=== Supplied material ===
◆ ◆ ◆

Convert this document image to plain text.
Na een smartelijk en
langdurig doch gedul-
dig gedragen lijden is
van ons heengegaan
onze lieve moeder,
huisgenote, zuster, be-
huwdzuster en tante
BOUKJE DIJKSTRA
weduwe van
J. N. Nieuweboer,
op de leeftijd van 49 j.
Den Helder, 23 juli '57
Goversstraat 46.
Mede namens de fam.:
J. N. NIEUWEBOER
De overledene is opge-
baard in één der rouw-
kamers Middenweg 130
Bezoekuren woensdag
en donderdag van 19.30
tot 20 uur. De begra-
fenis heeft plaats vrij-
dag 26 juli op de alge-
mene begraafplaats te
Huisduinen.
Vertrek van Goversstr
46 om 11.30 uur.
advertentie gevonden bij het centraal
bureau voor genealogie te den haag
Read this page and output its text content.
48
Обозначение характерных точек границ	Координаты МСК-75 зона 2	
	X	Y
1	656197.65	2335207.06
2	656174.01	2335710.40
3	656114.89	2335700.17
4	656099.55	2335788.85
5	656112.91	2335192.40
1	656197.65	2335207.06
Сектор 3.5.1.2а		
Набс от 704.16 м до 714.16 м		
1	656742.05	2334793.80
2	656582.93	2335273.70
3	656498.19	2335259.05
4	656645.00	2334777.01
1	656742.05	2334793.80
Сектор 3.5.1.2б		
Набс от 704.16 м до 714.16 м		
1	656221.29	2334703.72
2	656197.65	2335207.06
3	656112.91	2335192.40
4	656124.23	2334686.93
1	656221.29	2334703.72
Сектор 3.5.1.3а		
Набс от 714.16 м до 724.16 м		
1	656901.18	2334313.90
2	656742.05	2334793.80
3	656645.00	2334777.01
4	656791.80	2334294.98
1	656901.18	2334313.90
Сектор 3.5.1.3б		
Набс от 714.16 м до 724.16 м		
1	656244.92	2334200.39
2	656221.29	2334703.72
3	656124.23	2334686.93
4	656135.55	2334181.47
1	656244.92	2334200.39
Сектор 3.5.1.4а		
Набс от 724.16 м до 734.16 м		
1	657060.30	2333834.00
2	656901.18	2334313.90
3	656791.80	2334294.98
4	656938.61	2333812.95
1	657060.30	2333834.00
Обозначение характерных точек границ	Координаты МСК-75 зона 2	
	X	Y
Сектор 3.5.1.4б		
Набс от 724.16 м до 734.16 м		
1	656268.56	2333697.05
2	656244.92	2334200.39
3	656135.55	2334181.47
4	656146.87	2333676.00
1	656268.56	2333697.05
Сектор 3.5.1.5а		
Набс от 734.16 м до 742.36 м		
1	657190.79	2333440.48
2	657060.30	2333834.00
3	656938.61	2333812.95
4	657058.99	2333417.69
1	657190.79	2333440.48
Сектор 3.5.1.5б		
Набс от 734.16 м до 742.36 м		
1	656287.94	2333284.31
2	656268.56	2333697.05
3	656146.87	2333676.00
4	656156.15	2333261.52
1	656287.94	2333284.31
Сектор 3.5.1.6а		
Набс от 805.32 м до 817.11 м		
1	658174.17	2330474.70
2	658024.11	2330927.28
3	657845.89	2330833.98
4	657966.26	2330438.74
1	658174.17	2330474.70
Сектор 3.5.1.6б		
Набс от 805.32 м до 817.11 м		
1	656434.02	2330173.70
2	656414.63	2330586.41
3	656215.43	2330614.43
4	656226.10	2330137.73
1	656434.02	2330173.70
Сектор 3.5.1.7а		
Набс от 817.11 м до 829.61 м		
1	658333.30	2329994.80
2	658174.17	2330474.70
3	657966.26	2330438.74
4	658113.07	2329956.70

◆ ◆ ◆

=== The exercise ===
Using the data above, return each line exactly as written.

=== Response to this exercise ===
Convert this document image to plain text.
Na een smartelijk en
langdurig doch gedul-
dig gedragen lijden is
van ons heengegaan
onze lieve moeder,
huisgenote, zuster, be-
huwdzuster en tante
BOUKJE DIJKSTRA
weduwe van
J. N. Nieuweboer,
op de leeftijd van 49 j.
Den Helder, 23 juli '57
Goversstraat 46.
Mede namens de fam.:
J. N. NIEUWEBOER
De overledene is opge-
baard in één der rouw-
kamers Middenweg 130
Bezoekuren woensdag
en donderdag van 19.30
tot 20 uur. De begra-
fenis heeft plaats vrij-
dag 26 juli op de alge-
mene begraafplaats te
Huisduinen.
Vertrek van Goversstr
46 om 11.30 uur.
advertentie gevonden bij het centraal
bureau voor genealogie te den haag
Read this page and output its text content.
48
Обозначение характерных точек границ	Координаты МСК-75 зона 2	
	X	Y
1	656197.65	2335207.06
2	656174.01	2335710.40
3	656114.89	2335700.17
4	656099.55	2335788.85
5	656112.91	2335192.40
1	656197.65	2335207.06
Сектор 3.5.1.2а		
Набс от 704.16 м до 714.16 м		
1	656742.05	2334793.80
2	656582.93	2335273.70
3	656498.19	2335259.05
4	656645.00	2334777.01
1	656742.05	2334793.80
Сектор 3.5.1.2б		
Набс от 704.16 м до 714.16 м		
1	656221.29	2334703.72
2	656197.65	2335207.06
3	656112.91	2335192.40
4	656124.23	2334686.93
1	656221.29	2334703.72
Сектор 3.5.1.3а		
Набс от 714.16 м до 724.16 м		
1	656901.18	2334313.90
2	656742.05	2334793.80
3	656645.00	2334777.01
4	656791.80	2334294.98
1	656901.18	2334313.90
Сектор 3.5.1.3б		
Набс от 714.16 м до 724.16 м		
1	656244.92	2334200.39
2	656221.29	2334703.72
3	656124.23	2334686.93
4	656135.55	2334181.47
1	656244.92	2334200.39
Сектор 3.5.1.4а		
Набс от 724.16 м до 734.16 м		
1	657060.30	2333834.00
2	656901.18	2334313.90
3	656791.80	2334294.98
4	656938.61	2333812.95
1	657060.30	2333834.00
Обозначение характерных точек границ	Координаты МСК-75 зона 2	
	X	Y
Сектор 3.5.1.4б		
Набс от 724.16 м до 734.16 м		
1	656268.56	2333697.05
2	656244.92	2334200.39
3	656135.55	2334181.47
4	656146.87	2333676.00
1	656268.56	2333697.05
Сектор 3.5.1.5а		
Набс от 734.16 м до 742.36 м		
1	657190.79	2333440.48
2	657060.30	2333834.00
3	656938.61	2333812.95
4	657058.99	2333417.69
1	657190.79	2333440.48
Сектор 3.5.1.5б		
Набс от 734.16 м до 742.36 м		
1	656287.94	2333284.31
2	656268.56	2333697.05
3	656146.87	2333676.00
4	656156.15	2333261.52
1	656287.94	2333284.31
Сектор 3.5.1.6а		
Набс от 805.32 м до 817.11 м		
1	658174.17	2330474.70
2	658024.11	2330927.28
3	657845.89	2330833.98
4	657966.26	2330438.74
1	658174.17	2330474.70
Сектор 3.5.1.6б		
Набс от 805.32 м до 817.11 м		
1	656434.02	2330173.70
2	656414.63	2330586.41
3	656215.43	2330614.43
4	656226.10	2330137.73
1	656434.02	2330173.70
Сектор 3.5.1.7а		
Набс от 817.11 м до 829.61 м		
1	658333.30	2329994.80
2	658174.17	2330474.70
3	657966.26	2330438.74
4	658113.07	2329956.70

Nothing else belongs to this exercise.